# WHAT IS EXPECTED:
Could you quote, exactly as they stand, the lines running from the one with "Convert this document image to plain text." to the final line of the material?

# RECORDS TO USE:
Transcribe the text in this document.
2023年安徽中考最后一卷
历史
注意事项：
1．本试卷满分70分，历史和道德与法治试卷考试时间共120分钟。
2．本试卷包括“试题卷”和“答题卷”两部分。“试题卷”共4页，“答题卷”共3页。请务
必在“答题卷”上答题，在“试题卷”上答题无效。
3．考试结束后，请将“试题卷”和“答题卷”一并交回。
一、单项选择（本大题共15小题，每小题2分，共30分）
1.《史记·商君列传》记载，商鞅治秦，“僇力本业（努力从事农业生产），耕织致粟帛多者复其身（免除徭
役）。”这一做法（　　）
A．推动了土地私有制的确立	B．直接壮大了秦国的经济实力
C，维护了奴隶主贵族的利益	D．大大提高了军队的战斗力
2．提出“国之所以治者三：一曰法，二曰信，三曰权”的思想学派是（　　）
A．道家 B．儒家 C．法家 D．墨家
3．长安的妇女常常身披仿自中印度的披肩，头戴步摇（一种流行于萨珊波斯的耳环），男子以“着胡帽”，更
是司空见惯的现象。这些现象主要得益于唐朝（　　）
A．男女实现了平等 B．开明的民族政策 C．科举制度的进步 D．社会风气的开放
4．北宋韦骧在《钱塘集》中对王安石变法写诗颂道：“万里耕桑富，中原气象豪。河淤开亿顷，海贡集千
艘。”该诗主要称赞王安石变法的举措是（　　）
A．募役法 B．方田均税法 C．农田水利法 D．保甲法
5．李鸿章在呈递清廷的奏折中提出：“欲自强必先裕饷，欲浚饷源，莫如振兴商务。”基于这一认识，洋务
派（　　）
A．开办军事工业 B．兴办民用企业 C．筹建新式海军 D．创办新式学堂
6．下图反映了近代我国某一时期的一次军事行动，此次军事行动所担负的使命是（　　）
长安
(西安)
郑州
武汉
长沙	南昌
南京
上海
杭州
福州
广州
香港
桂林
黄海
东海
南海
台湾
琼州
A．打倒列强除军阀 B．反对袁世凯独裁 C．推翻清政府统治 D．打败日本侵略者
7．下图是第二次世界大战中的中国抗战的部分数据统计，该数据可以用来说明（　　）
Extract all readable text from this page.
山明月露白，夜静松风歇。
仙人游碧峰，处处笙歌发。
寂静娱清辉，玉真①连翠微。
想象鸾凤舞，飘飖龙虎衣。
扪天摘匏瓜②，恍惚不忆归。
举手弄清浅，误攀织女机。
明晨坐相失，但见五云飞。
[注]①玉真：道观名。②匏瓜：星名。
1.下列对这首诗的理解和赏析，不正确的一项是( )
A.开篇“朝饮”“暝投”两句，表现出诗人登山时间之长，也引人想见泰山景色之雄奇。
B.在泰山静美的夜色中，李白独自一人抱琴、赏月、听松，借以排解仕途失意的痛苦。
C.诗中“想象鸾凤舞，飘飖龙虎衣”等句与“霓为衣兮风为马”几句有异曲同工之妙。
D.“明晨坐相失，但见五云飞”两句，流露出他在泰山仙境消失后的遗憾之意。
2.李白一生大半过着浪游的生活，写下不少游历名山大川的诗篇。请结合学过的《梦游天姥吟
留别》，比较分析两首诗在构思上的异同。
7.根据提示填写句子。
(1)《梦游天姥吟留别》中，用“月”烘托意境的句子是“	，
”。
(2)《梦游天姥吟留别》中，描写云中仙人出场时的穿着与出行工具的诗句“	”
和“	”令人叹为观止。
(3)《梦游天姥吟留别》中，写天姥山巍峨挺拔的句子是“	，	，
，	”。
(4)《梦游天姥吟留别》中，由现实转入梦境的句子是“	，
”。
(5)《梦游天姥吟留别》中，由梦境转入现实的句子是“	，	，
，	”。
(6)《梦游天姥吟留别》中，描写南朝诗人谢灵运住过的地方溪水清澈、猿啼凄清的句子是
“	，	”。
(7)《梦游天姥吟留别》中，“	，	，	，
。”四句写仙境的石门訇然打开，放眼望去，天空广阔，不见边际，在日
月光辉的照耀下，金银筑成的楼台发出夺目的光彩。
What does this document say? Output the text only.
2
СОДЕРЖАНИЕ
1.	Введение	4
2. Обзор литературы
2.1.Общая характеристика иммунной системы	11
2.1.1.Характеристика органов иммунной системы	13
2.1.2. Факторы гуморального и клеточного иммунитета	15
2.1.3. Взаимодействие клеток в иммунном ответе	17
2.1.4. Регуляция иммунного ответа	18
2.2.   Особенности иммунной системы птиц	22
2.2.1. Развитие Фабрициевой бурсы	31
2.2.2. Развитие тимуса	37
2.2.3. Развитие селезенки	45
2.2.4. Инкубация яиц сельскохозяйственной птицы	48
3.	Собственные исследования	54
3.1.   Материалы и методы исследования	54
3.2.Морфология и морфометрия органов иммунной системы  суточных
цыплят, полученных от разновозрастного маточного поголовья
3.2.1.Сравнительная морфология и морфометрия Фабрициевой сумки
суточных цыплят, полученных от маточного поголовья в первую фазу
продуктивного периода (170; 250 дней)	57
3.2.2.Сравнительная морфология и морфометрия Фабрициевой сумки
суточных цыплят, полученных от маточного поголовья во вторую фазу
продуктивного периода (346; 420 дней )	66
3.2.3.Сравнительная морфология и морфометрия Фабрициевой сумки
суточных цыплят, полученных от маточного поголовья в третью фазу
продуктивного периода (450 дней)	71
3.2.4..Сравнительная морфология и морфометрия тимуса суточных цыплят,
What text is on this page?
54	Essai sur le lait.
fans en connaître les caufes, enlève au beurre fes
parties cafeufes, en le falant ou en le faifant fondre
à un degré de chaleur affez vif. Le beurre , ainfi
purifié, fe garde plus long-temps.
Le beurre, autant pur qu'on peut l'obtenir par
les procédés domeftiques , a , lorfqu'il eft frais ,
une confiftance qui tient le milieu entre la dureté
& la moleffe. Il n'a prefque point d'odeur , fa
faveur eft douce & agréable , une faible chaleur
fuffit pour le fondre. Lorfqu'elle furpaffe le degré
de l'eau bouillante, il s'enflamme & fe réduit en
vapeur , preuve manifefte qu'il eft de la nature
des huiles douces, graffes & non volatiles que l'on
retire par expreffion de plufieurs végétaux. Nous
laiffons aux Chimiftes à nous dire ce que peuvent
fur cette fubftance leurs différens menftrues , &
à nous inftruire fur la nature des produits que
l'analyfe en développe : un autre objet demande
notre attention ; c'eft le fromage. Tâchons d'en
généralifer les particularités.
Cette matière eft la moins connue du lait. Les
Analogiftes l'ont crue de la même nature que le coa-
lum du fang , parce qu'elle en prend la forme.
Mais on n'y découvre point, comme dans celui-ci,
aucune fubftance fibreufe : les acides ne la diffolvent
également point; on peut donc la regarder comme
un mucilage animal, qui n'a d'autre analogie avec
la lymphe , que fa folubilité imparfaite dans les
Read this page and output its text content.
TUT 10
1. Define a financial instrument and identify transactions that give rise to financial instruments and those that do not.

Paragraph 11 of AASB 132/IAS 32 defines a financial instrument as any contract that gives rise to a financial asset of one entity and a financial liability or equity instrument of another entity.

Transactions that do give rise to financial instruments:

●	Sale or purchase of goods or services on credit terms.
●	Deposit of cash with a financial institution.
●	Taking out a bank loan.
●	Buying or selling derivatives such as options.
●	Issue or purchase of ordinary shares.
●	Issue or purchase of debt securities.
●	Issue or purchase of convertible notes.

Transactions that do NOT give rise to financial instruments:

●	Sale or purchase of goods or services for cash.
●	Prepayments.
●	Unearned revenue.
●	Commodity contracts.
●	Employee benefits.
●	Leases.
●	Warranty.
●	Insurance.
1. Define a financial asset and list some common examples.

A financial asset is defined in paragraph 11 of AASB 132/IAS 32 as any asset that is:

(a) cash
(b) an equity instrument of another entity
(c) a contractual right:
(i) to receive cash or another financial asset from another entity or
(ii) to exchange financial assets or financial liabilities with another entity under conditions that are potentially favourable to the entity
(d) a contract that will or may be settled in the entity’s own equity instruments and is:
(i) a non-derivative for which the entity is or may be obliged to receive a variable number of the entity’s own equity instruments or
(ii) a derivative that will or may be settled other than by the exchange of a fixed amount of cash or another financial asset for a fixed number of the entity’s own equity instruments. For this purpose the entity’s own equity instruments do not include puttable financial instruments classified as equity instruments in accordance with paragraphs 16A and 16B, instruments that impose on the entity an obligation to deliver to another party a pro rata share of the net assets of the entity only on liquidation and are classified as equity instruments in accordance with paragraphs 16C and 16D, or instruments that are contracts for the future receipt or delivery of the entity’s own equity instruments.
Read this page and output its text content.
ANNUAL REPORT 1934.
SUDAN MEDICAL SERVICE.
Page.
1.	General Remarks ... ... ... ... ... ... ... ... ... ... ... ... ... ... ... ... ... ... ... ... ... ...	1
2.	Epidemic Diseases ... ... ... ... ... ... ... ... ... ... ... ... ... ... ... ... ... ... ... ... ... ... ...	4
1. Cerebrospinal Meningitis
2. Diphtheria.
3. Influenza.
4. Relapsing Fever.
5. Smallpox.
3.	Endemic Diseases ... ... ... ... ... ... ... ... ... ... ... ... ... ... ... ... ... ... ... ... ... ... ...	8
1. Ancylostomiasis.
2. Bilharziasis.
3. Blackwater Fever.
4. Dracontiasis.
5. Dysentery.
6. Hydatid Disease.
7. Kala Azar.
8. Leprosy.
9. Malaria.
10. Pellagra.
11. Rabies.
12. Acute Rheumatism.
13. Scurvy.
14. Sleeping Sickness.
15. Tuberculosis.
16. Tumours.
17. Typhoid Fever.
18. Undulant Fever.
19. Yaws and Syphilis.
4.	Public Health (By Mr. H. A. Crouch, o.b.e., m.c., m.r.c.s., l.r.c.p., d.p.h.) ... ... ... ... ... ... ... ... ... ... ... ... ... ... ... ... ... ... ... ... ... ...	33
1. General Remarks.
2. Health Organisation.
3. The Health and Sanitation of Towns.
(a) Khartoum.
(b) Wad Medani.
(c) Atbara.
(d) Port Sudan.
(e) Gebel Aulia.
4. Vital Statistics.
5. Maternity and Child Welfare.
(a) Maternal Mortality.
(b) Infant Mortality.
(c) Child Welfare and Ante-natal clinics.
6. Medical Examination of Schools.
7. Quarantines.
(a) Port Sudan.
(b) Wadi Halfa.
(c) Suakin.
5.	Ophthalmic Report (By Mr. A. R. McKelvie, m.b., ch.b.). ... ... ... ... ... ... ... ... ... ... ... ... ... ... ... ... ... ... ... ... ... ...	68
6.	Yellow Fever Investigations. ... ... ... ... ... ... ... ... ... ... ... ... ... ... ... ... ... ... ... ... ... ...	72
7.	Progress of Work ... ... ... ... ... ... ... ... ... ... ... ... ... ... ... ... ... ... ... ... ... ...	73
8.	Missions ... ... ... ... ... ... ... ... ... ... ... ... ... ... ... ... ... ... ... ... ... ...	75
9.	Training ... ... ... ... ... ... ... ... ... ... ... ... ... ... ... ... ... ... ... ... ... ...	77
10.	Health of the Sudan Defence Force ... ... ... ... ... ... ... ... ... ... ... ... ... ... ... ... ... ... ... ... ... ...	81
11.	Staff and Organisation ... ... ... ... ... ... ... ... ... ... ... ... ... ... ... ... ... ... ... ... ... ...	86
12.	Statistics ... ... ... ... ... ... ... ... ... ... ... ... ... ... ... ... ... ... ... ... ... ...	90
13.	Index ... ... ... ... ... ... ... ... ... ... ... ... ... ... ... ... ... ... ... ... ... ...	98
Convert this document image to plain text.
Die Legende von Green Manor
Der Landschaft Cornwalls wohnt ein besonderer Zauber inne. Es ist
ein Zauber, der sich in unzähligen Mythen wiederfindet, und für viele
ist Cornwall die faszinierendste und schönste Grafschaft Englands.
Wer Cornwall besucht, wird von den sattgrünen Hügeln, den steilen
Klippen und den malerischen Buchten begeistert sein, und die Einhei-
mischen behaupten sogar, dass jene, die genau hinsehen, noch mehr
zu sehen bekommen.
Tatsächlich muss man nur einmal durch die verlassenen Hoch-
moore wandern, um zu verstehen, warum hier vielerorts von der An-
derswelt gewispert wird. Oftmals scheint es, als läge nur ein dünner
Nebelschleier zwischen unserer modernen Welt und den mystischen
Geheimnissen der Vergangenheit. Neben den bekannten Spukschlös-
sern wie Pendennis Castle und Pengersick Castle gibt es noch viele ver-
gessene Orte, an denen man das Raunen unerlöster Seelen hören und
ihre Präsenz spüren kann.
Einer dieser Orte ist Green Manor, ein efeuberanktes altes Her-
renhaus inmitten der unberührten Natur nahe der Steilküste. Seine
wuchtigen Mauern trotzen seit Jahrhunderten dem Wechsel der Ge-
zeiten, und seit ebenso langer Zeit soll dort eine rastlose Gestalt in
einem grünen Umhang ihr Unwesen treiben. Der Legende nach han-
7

# WORKED ANSWER:
Convert this document image to plain text.
Die Legende von Green Manor
Der Landschaft Cornwalls wohnt ein besonderer Zauber inne. Es ist
ein Zauber, der sich in unzähligen Mythen wiederfindet, und für viele
ist Cornwall die faszinierendste und schönste Grafschaft Englands.
Wer Cornwall besucht, wird von den sattgrünen Hügeln, den steilen
Klippen und den malerischen Buchten begeistert sein, und die Einhei-
mischen behaupten sogar, dass jene, die genau hinsehen, noch mehr
zu sehen bekommen.
Tatsächlich muss man nur einmal durch die verlassenen Hoch-
moore wandern, um zu verstehen, warum hier vielerorts von der An-
derswelt gewispert wird. Oftmals scheint es, als läge nur ein dünner
Nebelschleier zwischen unserer modernen Welt und den mystischen
Geheimnissen der Vergangenheit. Neben den bekannten Spukschlös-
sern wie Pendennis Castle und Pengersick Castle gibt es noch viele ver-
gessene Orte, an denen man das Raunen unerlöster Seelen hören und
ihre Präsenz spüren kann.
Einer dieser Orte ist Green Manor, ein efeuberanktes altes Her-
renhaus inmitten der unberührten Natur nahe der Steilküste. Seine
wuchtigen Mauern trotzen seit Jahrhunderten dem Wechsel der Ge-
zeiten, und seit ebenso langer Zeit soll dort eine rastlose Gestalt in
einem grünen Umhang ihr Unwesen treiben. Der Legende nach han-
7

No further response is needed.